◆ SET PROBLEM
Review the material line by line. Identify and copy every line that contains the string "JSON".

◆ LISTING
====================

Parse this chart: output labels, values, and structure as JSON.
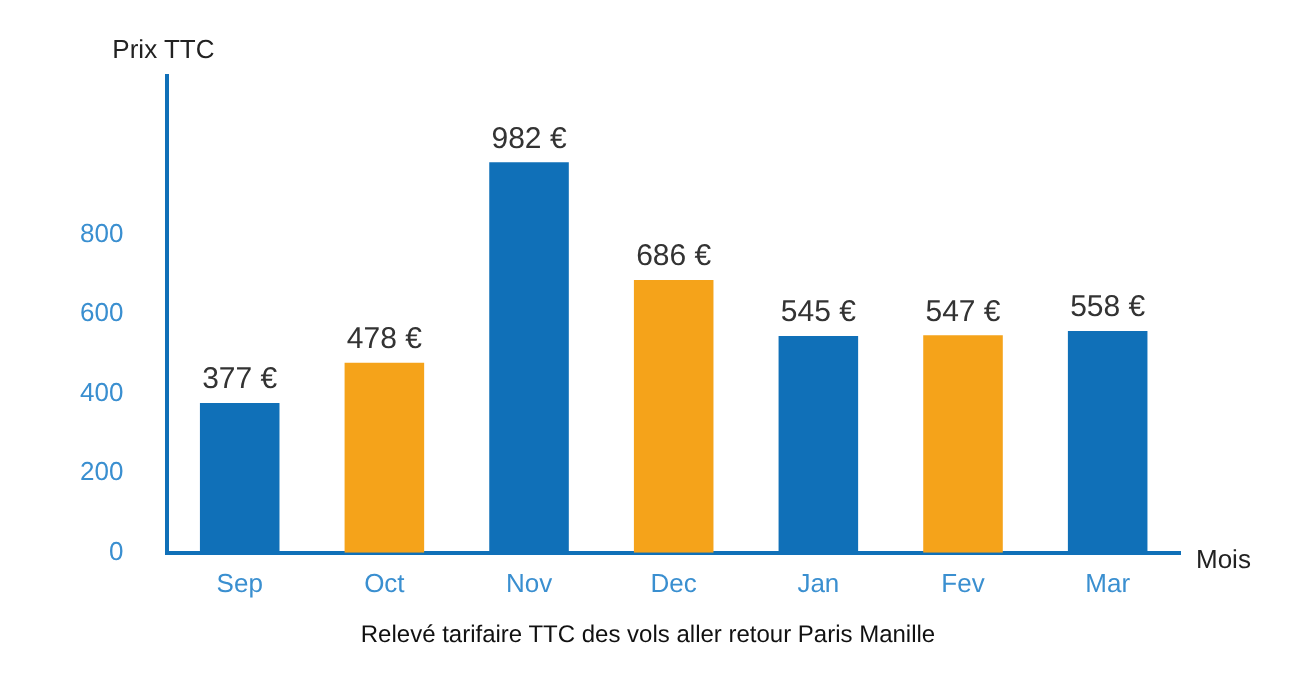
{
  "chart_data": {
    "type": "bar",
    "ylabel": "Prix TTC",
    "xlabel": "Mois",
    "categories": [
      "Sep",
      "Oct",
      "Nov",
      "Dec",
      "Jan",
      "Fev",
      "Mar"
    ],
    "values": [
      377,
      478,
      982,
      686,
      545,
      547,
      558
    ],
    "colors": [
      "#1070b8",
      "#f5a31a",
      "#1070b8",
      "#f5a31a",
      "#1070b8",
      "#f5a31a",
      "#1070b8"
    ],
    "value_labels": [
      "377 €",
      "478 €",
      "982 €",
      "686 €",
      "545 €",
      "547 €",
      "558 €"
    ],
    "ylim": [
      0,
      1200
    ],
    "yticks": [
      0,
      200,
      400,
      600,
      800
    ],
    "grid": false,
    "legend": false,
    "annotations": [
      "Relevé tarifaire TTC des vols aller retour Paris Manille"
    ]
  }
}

====================

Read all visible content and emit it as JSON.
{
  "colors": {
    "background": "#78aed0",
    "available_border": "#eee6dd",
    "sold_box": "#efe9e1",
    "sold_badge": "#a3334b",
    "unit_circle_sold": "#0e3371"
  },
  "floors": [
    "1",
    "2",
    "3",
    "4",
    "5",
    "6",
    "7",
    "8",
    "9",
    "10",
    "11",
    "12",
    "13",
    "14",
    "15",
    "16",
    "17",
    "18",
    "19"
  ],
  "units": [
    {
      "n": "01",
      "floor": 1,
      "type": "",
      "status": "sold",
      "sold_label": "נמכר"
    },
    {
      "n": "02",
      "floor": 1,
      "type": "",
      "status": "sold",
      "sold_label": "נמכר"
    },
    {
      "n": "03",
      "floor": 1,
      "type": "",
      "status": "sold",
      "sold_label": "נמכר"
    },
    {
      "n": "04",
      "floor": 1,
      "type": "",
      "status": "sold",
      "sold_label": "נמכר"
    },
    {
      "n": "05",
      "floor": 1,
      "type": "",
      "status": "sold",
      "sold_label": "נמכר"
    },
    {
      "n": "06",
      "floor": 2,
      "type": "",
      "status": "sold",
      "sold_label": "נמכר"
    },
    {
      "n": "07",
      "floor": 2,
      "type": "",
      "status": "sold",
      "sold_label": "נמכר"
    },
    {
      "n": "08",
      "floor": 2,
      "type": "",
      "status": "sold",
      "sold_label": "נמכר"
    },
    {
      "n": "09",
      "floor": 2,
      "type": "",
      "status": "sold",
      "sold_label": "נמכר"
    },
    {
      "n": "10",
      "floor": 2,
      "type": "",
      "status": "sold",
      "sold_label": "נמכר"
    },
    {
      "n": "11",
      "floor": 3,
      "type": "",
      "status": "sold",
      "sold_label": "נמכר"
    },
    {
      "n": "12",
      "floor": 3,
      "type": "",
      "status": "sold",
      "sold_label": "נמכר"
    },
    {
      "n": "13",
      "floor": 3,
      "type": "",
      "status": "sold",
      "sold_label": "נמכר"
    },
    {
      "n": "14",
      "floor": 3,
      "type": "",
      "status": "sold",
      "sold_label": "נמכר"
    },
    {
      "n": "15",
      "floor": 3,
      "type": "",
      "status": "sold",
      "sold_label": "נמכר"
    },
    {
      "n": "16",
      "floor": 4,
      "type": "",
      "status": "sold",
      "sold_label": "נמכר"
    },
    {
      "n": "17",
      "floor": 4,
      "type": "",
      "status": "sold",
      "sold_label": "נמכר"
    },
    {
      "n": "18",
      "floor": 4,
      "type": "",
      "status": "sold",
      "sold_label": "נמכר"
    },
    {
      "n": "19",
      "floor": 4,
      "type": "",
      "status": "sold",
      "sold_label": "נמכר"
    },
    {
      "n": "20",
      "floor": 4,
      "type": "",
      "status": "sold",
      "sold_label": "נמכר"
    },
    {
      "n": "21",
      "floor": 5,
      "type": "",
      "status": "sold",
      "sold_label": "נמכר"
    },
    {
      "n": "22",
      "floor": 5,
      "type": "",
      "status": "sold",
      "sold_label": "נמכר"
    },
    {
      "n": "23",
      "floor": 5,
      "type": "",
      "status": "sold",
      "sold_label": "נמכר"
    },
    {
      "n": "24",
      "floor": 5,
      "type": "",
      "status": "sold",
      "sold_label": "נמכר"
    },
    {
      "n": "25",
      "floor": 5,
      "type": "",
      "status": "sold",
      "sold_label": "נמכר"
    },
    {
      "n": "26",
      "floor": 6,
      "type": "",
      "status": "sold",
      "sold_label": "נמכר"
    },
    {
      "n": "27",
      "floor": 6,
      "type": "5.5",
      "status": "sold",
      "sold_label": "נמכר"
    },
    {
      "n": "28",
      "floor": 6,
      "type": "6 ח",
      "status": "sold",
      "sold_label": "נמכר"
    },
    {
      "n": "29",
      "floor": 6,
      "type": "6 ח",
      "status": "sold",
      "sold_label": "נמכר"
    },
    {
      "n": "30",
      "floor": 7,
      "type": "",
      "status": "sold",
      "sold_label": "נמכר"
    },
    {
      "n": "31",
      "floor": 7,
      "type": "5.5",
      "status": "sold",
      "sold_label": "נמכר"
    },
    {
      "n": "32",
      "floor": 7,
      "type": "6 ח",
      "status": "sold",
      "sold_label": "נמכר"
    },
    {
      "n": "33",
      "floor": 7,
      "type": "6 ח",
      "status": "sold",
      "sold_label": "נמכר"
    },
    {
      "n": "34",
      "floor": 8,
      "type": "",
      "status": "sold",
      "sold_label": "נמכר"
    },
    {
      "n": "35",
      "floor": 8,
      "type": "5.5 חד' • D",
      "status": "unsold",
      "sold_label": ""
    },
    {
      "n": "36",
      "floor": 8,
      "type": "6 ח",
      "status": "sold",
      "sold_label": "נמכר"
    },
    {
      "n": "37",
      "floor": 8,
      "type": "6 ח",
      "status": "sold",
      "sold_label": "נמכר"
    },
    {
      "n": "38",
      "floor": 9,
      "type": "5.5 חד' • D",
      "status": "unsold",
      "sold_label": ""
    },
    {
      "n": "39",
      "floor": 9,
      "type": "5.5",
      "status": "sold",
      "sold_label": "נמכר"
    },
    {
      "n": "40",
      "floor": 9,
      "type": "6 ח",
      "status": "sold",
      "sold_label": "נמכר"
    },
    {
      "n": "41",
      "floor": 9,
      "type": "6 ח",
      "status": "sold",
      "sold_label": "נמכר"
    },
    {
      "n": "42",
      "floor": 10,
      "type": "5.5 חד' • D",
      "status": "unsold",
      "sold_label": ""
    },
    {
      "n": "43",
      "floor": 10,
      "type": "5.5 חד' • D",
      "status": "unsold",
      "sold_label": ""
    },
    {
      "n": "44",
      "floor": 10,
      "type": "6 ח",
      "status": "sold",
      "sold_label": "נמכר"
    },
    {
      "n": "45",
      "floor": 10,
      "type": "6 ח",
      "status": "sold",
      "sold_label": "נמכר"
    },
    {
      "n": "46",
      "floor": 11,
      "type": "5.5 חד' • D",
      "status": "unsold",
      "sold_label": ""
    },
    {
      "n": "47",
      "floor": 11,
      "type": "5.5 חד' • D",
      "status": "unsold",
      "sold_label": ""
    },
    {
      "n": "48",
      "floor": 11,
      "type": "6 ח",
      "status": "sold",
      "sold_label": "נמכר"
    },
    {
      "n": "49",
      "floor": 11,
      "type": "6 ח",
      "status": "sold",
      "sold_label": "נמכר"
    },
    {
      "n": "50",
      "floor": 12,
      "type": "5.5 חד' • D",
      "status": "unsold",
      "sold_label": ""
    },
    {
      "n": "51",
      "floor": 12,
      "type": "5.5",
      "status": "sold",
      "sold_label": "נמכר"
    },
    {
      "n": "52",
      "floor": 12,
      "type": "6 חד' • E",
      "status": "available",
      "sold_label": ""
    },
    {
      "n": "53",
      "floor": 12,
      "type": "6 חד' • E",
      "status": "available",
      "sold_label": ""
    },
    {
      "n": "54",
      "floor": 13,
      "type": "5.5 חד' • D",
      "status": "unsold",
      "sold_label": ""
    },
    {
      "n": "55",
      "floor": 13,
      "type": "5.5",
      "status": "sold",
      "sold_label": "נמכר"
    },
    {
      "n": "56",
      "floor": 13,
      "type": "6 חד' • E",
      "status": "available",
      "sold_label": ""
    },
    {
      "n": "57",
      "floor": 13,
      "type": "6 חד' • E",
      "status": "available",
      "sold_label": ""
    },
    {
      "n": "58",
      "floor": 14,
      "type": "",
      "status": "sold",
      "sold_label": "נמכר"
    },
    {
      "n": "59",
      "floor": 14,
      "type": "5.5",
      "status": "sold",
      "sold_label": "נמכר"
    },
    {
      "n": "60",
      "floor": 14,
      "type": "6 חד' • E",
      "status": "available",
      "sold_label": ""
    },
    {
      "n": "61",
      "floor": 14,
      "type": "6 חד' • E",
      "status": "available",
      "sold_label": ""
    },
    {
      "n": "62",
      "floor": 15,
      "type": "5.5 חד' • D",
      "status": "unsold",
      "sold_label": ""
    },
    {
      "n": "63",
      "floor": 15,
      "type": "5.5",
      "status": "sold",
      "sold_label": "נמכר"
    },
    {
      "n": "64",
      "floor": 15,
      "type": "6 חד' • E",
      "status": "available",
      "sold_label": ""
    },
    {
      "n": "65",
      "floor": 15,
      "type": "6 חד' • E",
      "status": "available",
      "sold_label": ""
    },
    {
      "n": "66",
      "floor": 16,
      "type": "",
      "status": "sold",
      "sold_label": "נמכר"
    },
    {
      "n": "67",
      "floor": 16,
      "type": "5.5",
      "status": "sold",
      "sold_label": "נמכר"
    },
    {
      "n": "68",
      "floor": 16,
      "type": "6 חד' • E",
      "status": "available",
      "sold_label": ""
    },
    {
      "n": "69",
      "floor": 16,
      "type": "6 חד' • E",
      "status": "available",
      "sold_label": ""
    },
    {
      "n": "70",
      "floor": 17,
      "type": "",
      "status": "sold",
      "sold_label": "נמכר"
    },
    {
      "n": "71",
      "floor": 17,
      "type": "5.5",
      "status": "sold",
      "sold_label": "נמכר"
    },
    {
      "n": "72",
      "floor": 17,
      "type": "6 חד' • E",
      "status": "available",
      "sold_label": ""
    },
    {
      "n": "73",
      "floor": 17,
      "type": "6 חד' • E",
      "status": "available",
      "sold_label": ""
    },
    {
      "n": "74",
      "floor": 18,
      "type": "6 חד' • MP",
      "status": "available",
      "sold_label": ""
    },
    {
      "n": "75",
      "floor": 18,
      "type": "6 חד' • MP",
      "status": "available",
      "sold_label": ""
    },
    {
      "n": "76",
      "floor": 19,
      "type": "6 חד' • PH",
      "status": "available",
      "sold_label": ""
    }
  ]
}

====================

◆ ANSWER FOR THIS EXERCISE
Parse this chart: output labels, values, and structure as JSON.
Read all visible content and emit it as JSON.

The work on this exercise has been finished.